• _WHAT IS REQUIRED_:
Show all lines from the listing below that contain "best".

++++++++++++++++++++

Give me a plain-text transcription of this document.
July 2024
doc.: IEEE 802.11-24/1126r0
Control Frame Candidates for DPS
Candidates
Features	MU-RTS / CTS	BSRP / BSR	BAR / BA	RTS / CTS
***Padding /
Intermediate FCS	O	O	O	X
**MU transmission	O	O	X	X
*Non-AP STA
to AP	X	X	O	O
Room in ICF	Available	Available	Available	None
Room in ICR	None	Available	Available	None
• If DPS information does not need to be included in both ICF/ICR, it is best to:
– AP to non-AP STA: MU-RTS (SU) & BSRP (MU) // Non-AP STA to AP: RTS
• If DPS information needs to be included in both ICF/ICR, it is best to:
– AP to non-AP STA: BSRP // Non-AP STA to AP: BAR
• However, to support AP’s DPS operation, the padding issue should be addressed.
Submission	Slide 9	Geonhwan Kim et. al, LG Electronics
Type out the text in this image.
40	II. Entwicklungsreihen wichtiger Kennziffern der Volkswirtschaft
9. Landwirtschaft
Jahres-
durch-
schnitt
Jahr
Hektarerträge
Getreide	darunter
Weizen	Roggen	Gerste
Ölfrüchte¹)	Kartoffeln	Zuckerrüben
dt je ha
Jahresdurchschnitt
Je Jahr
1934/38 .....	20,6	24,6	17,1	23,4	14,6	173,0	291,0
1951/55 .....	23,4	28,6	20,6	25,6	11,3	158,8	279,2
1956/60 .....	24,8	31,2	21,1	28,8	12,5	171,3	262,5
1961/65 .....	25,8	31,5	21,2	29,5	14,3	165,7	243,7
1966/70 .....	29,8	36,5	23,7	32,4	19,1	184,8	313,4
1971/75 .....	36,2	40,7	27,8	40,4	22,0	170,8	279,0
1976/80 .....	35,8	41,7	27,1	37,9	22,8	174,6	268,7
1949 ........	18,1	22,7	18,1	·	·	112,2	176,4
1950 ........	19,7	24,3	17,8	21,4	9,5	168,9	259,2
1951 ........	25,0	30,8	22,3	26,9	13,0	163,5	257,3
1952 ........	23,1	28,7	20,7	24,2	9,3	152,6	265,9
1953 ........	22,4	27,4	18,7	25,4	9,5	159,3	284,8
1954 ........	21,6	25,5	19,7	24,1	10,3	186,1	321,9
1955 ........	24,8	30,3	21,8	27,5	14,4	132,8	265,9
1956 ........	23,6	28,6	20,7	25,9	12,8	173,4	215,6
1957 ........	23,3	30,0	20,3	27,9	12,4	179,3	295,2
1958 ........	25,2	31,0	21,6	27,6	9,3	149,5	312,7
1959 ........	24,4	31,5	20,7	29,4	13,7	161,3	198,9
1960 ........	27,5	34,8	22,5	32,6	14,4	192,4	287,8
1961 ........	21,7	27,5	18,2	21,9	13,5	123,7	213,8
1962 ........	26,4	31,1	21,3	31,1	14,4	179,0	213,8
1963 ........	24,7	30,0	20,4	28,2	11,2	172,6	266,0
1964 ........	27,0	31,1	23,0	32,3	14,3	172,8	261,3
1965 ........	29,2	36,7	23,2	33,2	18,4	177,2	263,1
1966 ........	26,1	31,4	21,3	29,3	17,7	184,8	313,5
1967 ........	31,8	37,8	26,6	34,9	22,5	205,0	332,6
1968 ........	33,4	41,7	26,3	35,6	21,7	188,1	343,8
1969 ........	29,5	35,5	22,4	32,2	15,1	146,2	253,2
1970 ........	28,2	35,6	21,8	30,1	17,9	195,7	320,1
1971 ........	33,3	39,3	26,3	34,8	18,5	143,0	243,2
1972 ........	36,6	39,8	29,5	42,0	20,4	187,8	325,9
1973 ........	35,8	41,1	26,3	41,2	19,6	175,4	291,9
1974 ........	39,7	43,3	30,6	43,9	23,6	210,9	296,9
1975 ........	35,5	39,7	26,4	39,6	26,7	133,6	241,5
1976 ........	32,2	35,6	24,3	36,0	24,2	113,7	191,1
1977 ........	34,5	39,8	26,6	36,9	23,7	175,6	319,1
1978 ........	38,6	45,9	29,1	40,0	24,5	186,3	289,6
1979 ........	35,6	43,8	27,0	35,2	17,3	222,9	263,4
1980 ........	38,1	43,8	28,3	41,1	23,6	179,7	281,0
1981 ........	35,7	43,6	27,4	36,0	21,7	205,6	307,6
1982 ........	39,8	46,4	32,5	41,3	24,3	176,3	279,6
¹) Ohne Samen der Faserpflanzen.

++++++++++++++++++++

• _RESPONSE TO THE EXERCISE_:
• If DPS information does not need to be included in both ICF/ICR, it is best to:
• If DPS information needs to be included in both ICF/ICR, it is best to:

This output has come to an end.